Going line by line through the records below, count those containing the word "survival", then give only the count.

(Given data begins)

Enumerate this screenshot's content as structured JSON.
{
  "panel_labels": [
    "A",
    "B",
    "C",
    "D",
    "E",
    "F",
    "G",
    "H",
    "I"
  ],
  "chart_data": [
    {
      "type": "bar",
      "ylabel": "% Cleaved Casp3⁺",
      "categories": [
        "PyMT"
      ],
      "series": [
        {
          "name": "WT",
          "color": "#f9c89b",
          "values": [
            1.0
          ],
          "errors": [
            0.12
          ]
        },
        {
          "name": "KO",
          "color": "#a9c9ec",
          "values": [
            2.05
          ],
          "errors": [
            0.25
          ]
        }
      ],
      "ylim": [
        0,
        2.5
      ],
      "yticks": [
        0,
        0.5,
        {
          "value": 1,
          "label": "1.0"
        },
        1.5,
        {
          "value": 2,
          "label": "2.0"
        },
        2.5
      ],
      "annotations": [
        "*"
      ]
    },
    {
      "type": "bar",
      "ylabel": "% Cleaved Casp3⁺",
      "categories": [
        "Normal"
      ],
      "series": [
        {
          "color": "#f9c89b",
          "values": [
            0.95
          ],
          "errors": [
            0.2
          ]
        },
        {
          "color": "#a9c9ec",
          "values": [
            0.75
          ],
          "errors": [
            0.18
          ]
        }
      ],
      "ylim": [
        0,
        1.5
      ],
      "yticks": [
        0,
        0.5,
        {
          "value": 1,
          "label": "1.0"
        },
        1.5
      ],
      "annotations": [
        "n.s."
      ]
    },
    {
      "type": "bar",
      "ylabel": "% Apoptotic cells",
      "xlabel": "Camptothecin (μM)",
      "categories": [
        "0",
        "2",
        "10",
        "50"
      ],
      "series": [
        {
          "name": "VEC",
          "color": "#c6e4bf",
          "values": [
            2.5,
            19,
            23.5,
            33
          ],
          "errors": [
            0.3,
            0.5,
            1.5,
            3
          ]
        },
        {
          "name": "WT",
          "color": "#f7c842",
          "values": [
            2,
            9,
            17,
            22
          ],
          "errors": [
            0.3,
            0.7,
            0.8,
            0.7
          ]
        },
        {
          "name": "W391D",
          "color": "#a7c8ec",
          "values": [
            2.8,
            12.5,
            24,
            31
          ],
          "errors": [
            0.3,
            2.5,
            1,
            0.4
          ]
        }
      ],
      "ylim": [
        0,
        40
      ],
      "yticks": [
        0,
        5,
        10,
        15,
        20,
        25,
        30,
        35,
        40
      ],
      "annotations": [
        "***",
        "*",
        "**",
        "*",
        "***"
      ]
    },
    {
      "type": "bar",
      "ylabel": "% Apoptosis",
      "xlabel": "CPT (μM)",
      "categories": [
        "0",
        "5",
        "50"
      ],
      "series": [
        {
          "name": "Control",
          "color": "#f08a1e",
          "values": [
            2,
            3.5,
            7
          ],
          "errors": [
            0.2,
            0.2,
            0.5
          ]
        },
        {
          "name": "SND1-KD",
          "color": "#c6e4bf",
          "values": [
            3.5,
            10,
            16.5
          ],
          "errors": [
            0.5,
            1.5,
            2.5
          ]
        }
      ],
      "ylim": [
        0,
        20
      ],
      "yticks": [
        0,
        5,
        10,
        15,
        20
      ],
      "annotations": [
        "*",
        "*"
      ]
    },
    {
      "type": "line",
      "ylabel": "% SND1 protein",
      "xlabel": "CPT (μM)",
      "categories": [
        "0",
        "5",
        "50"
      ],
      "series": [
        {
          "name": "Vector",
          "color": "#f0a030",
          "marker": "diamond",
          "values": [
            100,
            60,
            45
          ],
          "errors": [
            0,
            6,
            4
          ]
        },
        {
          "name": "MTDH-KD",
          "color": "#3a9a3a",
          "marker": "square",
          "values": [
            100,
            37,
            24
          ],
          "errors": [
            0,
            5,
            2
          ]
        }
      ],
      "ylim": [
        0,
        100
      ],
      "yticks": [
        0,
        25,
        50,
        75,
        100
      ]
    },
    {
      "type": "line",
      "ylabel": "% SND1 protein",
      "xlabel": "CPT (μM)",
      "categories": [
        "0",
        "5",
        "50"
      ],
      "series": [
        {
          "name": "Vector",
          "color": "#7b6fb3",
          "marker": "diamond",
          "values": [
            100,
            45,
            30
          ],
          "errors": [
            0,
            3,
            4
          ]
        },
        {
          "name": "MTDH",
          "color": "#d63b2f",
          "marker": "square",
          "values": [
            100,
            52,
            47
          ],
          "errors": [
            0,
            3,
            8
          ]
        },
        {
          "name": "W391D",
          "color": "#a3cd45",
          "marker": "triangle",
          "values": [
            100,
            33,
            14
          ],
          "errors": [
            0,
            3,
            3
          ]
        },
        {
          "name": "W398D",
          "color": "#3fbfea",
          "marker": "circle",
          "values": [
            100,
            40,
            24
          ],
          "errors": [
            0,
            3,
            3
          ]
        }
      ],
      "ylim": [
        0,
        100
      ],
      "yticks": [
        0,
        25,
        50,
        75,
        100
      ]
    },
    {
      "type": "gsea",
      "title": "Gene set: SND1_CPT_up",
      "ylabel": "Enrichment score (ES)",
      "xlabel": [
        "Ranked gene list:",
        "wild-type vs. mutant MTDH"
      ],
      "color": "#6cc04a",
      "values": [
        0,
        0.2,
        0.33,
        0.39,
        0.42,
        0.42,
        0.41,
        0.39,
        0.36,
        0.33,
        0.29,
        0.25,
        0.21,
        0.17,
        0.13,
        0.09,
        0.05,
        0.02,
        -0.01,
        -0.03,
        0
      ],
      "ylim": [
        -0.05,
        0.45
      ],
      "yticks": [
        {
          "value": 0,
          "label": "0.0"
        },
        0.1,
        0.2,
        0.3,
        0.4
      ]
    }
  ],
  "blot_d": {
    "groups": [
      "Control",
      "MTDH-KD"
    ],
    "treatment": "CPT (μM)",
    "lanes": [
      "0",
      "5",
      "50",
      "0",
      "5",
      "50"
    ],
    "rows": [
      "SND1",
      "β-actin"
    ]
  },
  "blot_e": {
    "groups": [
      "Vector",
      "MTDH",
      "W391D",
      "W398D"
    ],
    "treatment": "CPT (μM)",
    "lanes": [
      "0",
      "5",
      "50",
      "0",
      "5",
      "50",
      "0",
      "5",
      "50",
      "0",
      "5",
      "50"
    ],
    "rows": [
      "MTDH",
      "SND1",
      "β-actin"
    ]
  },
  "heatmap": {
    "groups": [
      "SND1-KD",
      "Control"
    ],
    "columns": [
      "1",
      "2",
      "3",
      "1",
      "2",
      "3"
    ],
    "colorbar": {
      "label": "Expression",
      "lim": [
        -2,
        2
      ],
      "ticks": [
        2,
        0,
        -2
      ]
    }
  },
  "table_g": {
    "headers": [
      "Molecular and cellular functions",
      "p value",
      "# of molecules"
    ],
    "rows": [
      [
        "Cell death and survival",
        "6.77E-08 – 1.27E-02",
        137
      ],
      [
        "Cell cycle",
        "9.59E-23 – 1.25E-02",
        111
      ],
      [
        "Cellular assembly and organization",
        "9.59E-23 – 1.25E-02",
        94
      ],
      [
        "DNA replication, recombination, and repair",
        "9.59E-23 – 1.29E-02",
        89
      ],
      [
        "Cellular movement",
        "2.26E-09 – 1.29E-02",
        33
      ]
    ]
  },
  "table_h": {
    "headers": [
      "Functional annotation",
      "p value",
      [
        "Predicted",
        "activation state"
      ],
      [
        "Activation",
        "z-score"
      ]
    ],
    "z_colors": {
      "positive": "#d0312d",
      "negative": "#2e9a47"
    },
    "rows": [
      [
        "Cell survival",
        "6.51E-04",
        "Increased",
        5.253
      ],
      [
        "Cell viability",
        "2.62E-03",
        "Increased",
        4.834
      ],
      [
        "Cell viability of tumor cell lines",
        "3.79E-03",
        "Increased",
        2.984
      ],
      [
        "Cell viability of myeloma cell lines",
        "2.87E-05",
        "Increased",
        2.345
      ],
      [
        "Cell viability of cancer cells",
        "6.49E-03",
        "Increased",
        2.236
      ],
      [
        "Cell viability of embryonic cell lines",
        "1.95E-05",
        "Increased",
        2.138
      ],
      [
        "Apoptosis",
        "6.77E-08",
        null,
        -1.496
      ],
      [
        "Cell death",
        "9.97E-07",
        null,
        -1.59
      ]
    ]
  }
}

(Given data ends)

:: Result of the exercise ::
2